(Stored records)
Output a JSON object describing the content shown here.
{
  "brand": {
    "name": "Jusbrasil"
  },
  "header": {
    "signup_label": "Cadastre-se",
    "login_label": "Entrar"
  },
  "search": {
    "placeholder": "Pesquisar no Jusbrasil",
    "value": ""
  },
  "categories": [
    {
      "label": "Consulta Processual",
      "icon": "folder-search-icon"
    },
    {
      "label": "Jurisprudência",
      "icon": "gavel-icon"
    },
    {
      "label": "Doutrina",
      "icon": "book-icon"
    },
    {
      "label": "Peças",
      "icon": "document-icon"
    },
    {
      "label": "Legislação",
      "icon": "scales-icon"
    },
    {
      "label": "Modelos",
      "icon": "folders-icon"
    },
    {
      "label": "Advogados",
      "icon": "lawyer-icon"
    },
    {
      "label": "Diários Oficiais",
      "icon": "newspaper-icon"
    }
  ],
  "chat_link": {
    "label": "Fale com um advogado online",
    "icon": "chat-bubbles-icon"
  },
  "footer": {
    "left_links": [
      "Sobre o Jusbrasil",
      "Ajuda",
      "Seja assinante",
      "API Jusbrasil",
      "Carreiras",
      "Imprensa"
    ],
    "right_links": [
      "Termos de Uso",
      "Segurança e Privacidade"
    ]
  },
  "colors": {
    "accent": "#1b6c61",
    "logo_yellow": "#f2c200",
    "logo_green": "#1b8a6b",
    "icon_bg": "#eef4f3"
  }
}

_GIVEN REQUEST_. Give all of the entries again, word for word.

_CORRECT RESULT_.
Output a JSON object describing the content shown here.
{
  "brand": {
    "name": "Jusbrasil"
  },
  "header": {
    "signup_label": "Cadastre-se",
    "login_label": "Entrar"
  },
  "search": {
    "placeholder": "Pesquisar no Jusbrasil",
    "value": ""
  },
  "categories": [
    {
      "label": "Consulta Processual",
      "icon": "folder-search-icon"
    },
    {
      "label": "Jurisprudência",
      "icon": "gavel-icon"
    },
    {
      "label": "Doutrina",
      "icon": "book-icon"
    },
    {
      "label": "Peças",
      "icon": "document-icon"
    },
    {
      "label": "Legislação",
      "icon": "scales-icon"
    },
    {
      "label": "Modelos",
      "icon": "folders-icon"
    },
    {
      "label": "Advogados",
      "icon": "lawyer-icon"
    },
    {
      "label": "Diários Oficiais",
      "icon": "newspaper-icon"
    }
  ],
  "chat_link": {
    "label": "Fale com um advogado online",
    "icon": "chat-bubbles-icon"
  },
  "footer": {
    "left_links": [
      "Sobre o Jusbrasil",
      "Ajuda",
      "Seja assinante",
      "API Jusbrasil",
      "Carreiras",
      "Imprensa"
    ],
    "right_links": [
      "Termos de Uso",
      "Segurança e Privacidade"
    ]
  },
  "colors": {
    "accent": "#1b6c61",
    "logo_yellow": "#f2c200",
    "logo_green": "#1b8a6b",
    "icon_bg": "#eef4f3"
  }
}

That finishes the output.